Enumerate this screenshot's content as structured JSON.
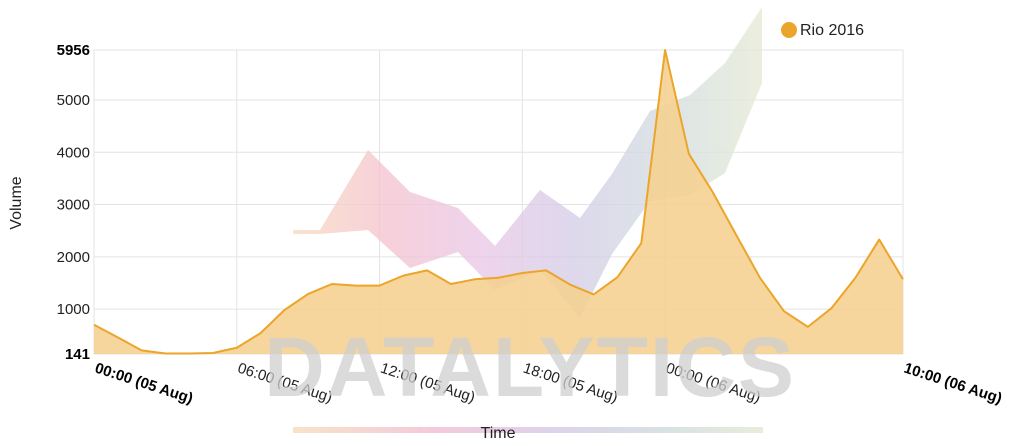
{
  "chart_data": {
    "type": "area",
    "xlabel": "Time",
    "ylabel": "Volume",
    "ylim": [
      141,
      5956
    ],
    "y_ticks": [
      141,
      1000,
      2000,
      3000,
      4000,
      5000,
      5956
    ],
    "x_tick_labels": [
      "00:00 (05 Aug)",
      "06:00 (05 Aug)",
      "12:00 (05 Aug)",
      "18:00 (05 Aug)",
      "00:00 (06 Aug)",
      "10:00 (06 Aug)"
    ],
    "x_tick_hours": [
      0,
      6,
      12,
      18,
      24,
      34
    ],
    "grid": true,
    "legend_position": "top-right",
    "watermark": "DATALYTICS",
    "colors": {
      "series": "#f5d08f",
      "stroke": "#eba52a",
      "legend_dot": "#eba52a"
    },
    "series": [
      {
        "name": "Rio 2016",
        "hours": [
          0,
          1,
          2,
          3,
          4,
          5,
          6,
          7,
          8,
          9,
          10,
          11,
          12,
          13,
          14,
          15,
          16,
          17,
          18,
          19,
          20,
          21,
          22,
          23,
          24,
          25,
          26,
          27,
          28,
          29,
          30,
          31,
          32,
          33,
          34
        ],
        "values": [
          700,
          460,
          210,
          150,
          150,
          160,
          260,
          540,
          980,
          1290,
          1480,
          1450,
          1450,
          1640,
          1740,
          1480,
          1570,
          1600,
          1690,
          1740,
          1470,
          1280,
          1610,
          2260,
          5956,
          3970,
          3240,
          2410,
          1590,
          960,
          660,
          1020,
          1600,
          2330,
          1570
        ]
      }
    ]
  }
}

§ PROBLEM DETAILS
Drop the images and repeat the data exactly.

§ TASK ANSWER
Enumerate this screenshot's content as structured JSON.
{
  "chart_data": {
    "type": "area",
    "xlabel": "Time",
    "ylabel": "Volume",
    "ylim": [
      141,
      5956
    ],
    "y_ticks": [
      141,
      1000,
      2000,
      3000,
      4000,
      5000,
      5956
    ],
    "x_tick_labels": [
      "00:00 (05 Aug)",
      "06:00 (05 Aug)",
      "12:00 (05 Aug)",
      "18:00 (05 Aug)",
      "00:00 (06 Aug)",
      "10:00 (06 Aug)"
    ],
    "x_tick_hours": [
      0,
      6,
      12,
      18,
      24,
      34
    ],
    "grid": true,
    "legend_position": "top-right",
    "watermark": "DATALYTICS",
    "colors": {
      "series": "#f5d08f",
      "stroke": "#eba52a",
      "legend_dot": "#eba52a"
    },
    "series": [
      {
        "name": "Rio 2016",
        "hours": [
          0,
          1,
          2,
          3,
          4,
          5,
          6,
          7,
          8,
          9,
          10,
          11,
          12,
          13,
          14,
          15,
          16,
          17,
          18,
          19,
          20,
          21,
          22,
          23,
          24,
          25,
          26,
          27,
          28,
          29,
          30,
          31,
          32,
          33,
          34
        ],
        "values": [
          700,
          460,
          210,
          150,
          150,
          160,
          260,
          540,
          980,
          1290,
          1480,
          1450,
          1450,
          1640,
          1740,
          1480,
          1570,
          1600,
          1690,
          1740,
          1470,
          1280,
          1610,
          2260,
          5956,
          3970,
          3240,
          2410,
          1590,
          960,
          660,
          1020,
          1600,
          2330,
          1570
        ]
      }
    ]
  }
}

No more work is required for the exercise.